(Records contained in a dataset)
• • • •
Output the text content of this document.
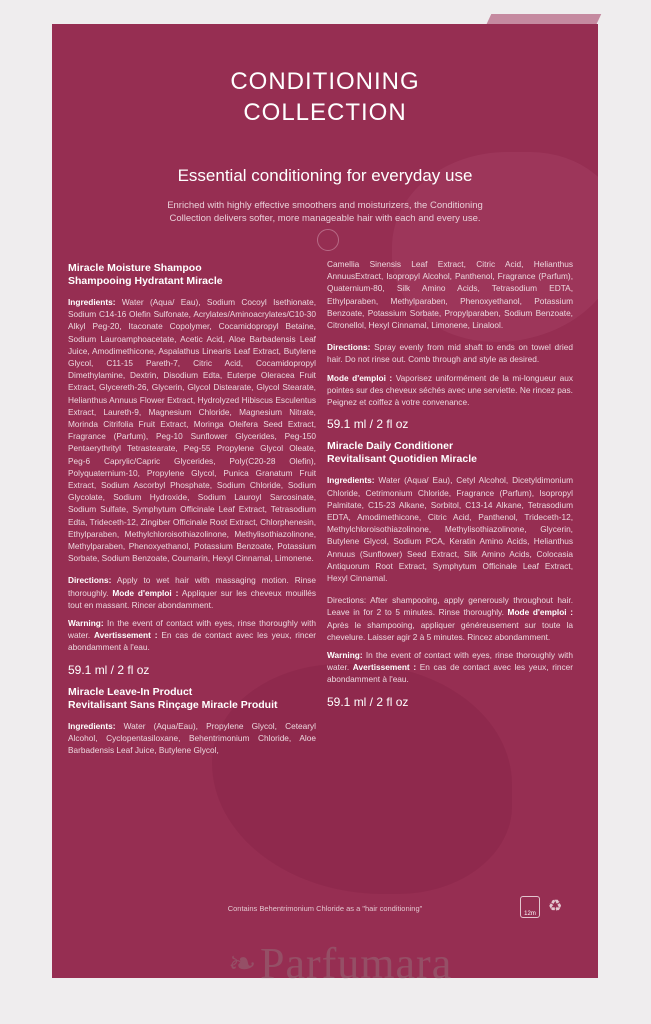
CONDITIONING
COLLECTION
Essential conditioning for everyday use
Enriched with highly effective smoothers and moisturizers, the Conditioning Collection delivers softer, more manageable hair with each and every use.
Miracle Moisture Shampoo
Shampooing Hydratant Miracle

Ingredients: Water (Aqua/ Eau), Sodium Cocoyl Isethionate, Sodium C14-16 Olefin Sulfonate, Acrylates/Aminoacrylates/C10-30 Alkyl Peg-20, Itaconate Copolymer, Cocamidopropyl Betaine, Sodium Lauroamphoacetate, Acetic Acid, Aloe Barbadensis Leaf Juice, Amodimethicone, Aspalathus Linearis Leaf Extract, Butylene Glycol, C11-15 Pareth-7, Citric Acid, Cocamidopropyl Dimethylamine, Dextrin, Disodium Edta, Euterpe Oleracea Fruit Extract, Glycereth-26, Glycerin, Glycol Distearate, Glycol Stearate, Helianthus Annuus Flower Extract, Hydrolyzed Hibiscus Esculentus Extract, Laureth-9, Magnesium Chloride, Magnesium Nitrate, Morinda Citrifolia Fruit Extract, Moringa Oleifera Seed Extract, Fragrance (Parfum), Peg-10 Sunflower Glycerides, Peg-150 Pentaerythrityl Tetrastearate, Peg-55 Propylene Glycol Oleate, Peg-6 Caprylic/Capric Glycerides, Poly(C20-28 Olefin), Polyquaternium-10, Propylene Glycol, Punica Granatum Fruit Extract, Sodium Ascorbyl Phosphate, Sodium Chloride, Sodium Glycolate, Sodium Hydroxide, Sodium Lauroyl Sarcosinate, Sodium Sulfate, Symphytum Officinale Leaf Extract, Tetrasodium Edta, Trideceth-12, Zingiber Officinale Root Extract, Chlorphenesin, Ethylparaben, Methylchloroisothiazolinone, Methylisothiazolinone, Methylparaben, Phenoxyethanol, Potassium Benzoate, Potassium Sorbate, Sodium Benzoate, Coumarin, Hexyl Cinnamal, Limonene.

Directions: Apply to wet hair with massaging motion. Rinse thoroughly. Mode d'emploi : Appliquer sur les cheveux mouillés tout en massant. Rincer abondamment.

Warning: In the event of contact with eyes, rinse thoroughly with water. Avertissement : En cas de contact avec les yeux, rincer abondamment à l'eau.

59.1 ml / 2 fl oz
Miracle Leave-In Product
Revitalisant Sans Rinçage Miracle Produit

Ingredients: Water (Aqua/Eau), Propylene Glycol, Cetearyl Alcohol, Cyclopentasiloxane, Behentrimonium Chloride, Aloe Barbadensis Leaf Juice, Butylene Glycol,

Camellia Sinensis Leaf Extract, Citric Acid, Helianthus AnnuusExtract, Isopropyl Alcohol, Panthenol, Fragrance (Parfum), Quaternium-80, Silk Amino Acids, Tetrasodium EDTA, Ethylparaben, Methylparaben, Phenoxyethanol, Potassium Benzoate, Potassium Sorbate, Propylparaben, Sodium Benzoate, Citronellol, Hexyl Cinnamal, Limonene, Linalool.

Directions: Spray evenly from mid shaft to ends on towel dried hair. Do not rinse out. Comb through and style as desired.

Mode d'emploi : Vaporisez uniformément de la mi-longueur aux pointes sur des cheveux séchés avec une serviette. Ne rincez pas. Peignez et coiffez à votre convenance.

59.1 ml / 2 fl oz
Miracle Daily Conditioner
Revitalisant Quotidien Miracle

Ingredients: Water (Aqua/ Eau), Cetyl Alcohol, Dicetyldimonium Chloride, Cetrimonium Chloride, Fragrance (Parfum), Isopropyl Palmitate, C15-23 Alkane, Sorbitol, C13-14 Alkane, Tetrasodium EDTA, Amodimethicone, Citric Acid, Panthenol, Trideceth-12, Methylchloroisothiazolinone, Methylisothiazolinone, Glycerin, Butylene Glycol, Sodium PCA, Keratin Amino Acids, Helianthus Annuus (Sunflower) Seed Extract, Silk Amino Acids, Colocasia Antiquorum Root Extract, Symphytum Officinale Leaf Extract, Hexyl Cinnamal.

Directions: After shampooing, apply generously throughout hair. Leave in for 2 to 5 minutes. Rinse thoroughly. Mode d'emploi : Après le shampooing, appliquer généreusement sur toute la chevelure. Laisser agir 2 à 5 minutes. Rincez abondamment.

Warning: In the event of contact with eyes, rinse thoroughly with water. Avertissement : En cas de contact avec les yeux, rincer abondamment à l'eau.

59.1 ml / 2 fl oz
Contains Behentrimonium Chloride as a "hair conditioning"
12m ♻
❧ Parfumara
• • • •
- [What this task involves]: Make an exact copy of all entries above, dropping the images.

- [Correct response]:
Output the text content of this document.
CONDITIONING
COLLECTION
Essential conditioning for everyday use
Enriched with highly effective smoothers and moisturizers, the Conditioning Collection delivers softer, more manageable hair with each and every use.
Miracle Moisture Shampoo
Shampooing Hydratant Miracle

Ingredients: Water (Aqua/ Eau), Sodium Cocoyl Isethionate, Sodium C14-16 Olefin Sulfonate, Acrylates/Aminoacrylates/C10-30 Alkyl Peg-20, Itaconate Copolymer, Cocamidopropyl Betaine, Sodium Lauroamphoacetate, Acetic Acid, Aloe Barbadensis Leaf Juice, Amodimethicone, Aspalathus Linearis Leaf Extract, Butylene Glycol, C11-15 Pareth-7, Citric Acid, Cocamidopropyl Dimethylamine, Dextrin, Disodium Edta, Euterpe Oleracea Fruit Extract, Glycereth-26, Glycerin, Glycol Distearate, Glycol Stearate, Helianthus Annuus Flower Extract, Hydrolyzed Hibiscus Esculentus Extract, Laureth-9, Magnesium Chloride, Magnesium Nitrate, Morinda Citrifolia Fruit Extract, Moringa Oleifera Seed Extract, Fragrance (Parfum), Peg-10 Sunflower Glycerides, Peg-150 Pentaerythrityl Tetrastearate, Peg-55 Propylene Glycol Oleate, Peg-6 Caprylic/Capric Glycerides, Poly(C20-28 Olefin), Polyquaternium-10, Propylene Glycol, Punica Granatum Fruit Extract, Sodium Ascorbyl Phosphate, Sodium Chloride, Sodium Glycolate, Sodium Hydroxide, Sodium Lauroyl Sarcosinate, Sodium Sulfate, Symphytum Officinale Leaf Extract, Tetrasodium Edta, Trideceth-12, Zingiber Officinale Root Extract, Chlorphenesin, Ethylparaben, Methylchloroisothiazolinone, Methylisothiazolinone, Methylparaben, Phenoxyethanol, Potassium Benzoate, Potassium Sorbate, Sodium Benzoate, Coumarin, Hexyl Cinnamal, Limonene.

Directions: Apply to wet hair with massaging motion. Rinse thoroughly. Mode d'emploi : Appliquer sur les cheveux mouillés tout en massant. Rincer abondamment.

Warning: In the event of contact with eyes, rinse thoroughly with water. Avertissement : En cas de contact avec les yeux, rincer abondamment à l'eau.

59.1 ml / 2 fl oz
Miracle Leave-In Product
Revitalisant Sans Rinçage Miracle Produit

Ingredients: Water (Aqua/Eau), Propylene Glycol, Cetearyl Alcohol, Cyclopentasiloxane, Behentrimonium Chloride, Aloe Barbadensis Leaf Juice, Butylene Glycol,

Camellia Sinensis Leaf Extract, Citric Acid, Helianthus AnnuusExtract, Isopropyl Alcohol, Panthenol, Fragrance (Parfum), Quaternium-80, Silk Amino Acids, Tetrasodium EDTA, Ethylparaben, Methylparaben, Phenoxyethanol, Potassium Benzoate, Potassium Sorbate, Propylparaben, Sodium Benzoate, Citronellol, Hexyl Cinnamal, Limonene, Linalool.

Directions: Spray evenly from mid shaft to ends on towel dried hair. Do not rinse out. Comb through and style as desired.

Mode d'emploi : Vaporisez uniformément de la mi-longueur aux pointes sur des cheveux séchés avec une serviette. Ne rincez pas. Peignez et coiffez à votre convenance.

59.1 ml / 2 fl oz
Miracle Daily Conditioner
Revitalisant Quotidien Miracle

Ingredients: Water (Aqua/ Eau), Cetyl Alcohol, Dicetyldimonium Chloride, Cetrimonium Chloride, Fragrance (Parfum), Isopropyl Palmitate, C15-23 Alkane, Sorbitol, C13-14 Alkane, Tetrasodium EDTA, Amodimethicone, Citric Acid, Panthenol, Trideceth-12, Methylchloroisothiazolinone, Methylisothiazolinone, Glycerin, Butylene Glycol, Sodium PCA, Keratin Amino Acids, Helianthus Annuus (Sunflower) Seed Extract, Silk Amino Acids, Colocasia Antiquorum Root Extract, Symphytum Officinale Leaf Extract, Hexyl Cinnamal.

Directions: After shampooing, apply generously throughout hair. Leave in for 2 to 5 minutes. Rinse thoroughly. Mode d'emploi : Après le shampooing, appliquer généreusement sur toute la chevelure. Laisser agir 2 à 5 minutes. Rincez abondamment.

Warning: In the event of contact with eyes, rinse thoroughly with water. Avertissement : En cas de contact avec les yeux, rincer abondamment à l'eau.

59.1 ml / 2 fl oz
Contains Behentrimonium Chloride as a "hair conditioning"
12m ♻
❧ Parfumara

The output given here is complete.